ACTION ITEM » Without any pictures, copy the records below once more, exactly as they are.

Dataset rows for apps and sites
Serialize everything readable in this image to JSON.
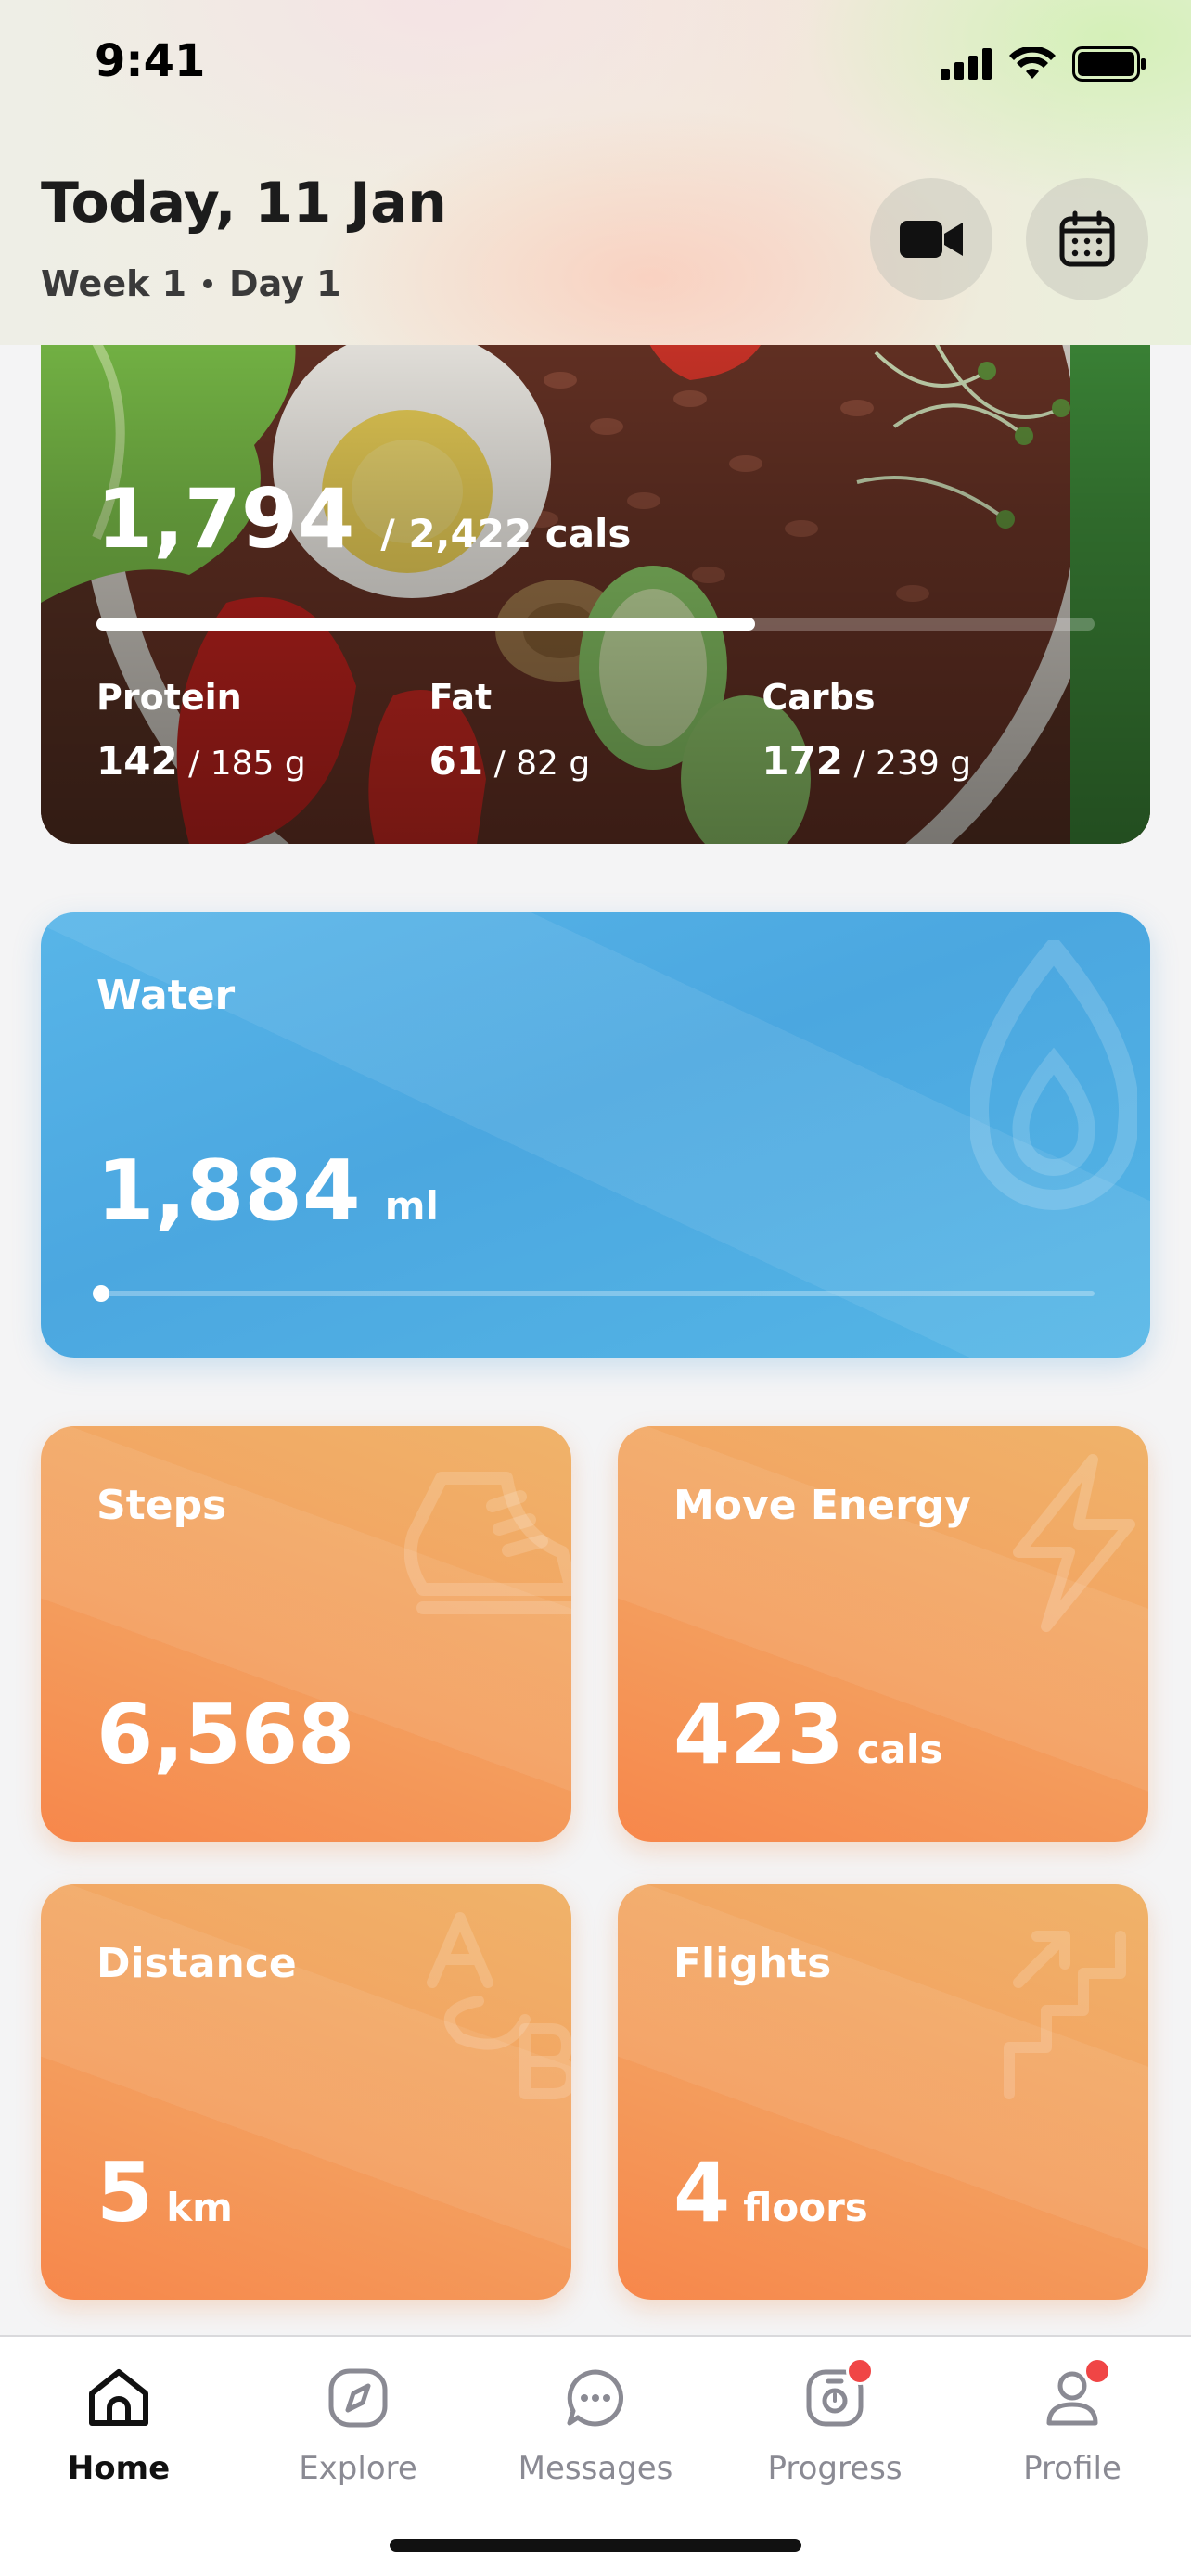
{
  "status_bar": {
    "time": "9:41"
  },
  "header": {
    "title": "Today, 11 Jan",
    "week": "Week 1",
    "day": "Day 1",
    "video_button_icon": "video-camera-icon",
    "calendar_button_icon": "calendar-icon"
  },
  "calories": {
    "consumed": "1,794",
    "goal_text": "/  2,422 cals",
    "progress": 0.66,
    "macros": [
      {
        "name": "Protein",
        "value": "142",
        "goal": "/ 185 g"
      },
      {
        "name": "Fat",
        "value": "61",
        "goal": "/ 82 g"
      },
      {
        "name": "Carbs",
        "value": "172",
        "goal": "/ 239 g"
      }
    ]
  },
  "water": {
    "label": "Water",
    "value": "1,884",
    "unit": "ml",
    "progress": 0.005,
    "color": "#4ba7e0"
  },
  "stats": [
    {
      "label": "Steps",
      "value": "6,568",
      "unit": "",
      "icon": "sneaker-icon"
    },
    {
      "label": "Move Energy",
      "value": "423",
      "unit": "cals",
      "icon": "lightning-icon"
    },
    {
      "label": "Distance",
      "value": "5",
      "unit": "km",
      "icon": "a-to-b-icon"
    },
    {
      "label": "Flights",
      "value": "4",
      "unit": "floors",
      "icon": "stairs-icon"
    }
  ],
  "tabs": [
    {
      "label": "Home",
      "icon": "home-icon",
      "active": true,
      "badge": false
    },
    {
      "label": "Explore",
      "icon": "compass-icon",
      "active": false,
      "badge": false
    },
    {
      "label": "Messages",
      "icon": "chat-icon",
      "active": false,
      "badge": false
    },
    {
      "label": "Progress",
      "icon": "scale-icon",
      "active": false,
      "badge": true
    },
    {
      "label": "Profile",
      "icon": "user-icon",
      "active": false,
      "badge": true
    }
  ],
  "colors": {
    "orange_card": "#f39f5f",
    "badge": "#f04545"
  }
}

PROBLEM SOLUTION »
Serialize everything readable in this image to JSON.
{
  "status_bar": {
    "time": "9:41"
  },
  "header": {
    "title": "Today, 11 Jan",
    "week": "Week 1",
    "day": "Day 1",
    "video_button_icon": "video-camera-icon",
    "calendar_button_icon": "calendar-icon"
  },
  "calories": {
    "consumed": "1,794",
    "goal_text": "/  2,422 cals",
    "progress": 0.66,
    "macros": [
      {
        "name": "Protein",
        "value": "142",
        "goal": "/ 185 g"
      },
      {
        "name": "Fat",
        "value": "61",
        "goal": "/ 82 g"
      },
      {
        "name": "Carbs",
        "value": "172",
        "goal": "/ 239 g"
      }
    ]
  },
  "water": {
    "label": "Water",
    "value": "1,884",
    "unit": "ml",
    "progress": 0.005,
    "color": "#4ba7e0"
  },
  "stats": [
    {
      "label": "Steps",
      "value": "6,568",
      "unit": "",
      "icon": "sneaker-icon"
    },
    {
      "label": "Move Energy",
      "value": "423",
      "unit": "cals",
      "icon": "lightning-icon"
    },
    {
      "label": "Distance",
      "value": "5",
      "unit": "km",
      "icon": "a-to-b-icon"
    },
    {
      "label": "Flights",
      "value": "4",
      "unit": "floors",
      "icon": "stairs-icon"
    }
  ],
  "tabs": [
    {
      "label": "Home",
      "icon": "home-icon",
      "active": true,
      "badge": false
    },
    {
      "label": "Explore",
      "icon": "compass-icon",
      "active": false,
      "badge": false
    },
    {
      "label": "Messages",
      "icon": "chat-icon",
      "active": false,
      "badge": false
    },
    {
      "label": "Progress",
      "icon": "scale-icon",
      "active": false,
      "badge": true
    },
    {
      "label": "Profile",
      "icon": "user-icon",
      "active": false,
      "badge": true
    }
  ],
  "colors": {
    "orange_card": "#f39f5f",
    "badge": "#f04545"
  }
}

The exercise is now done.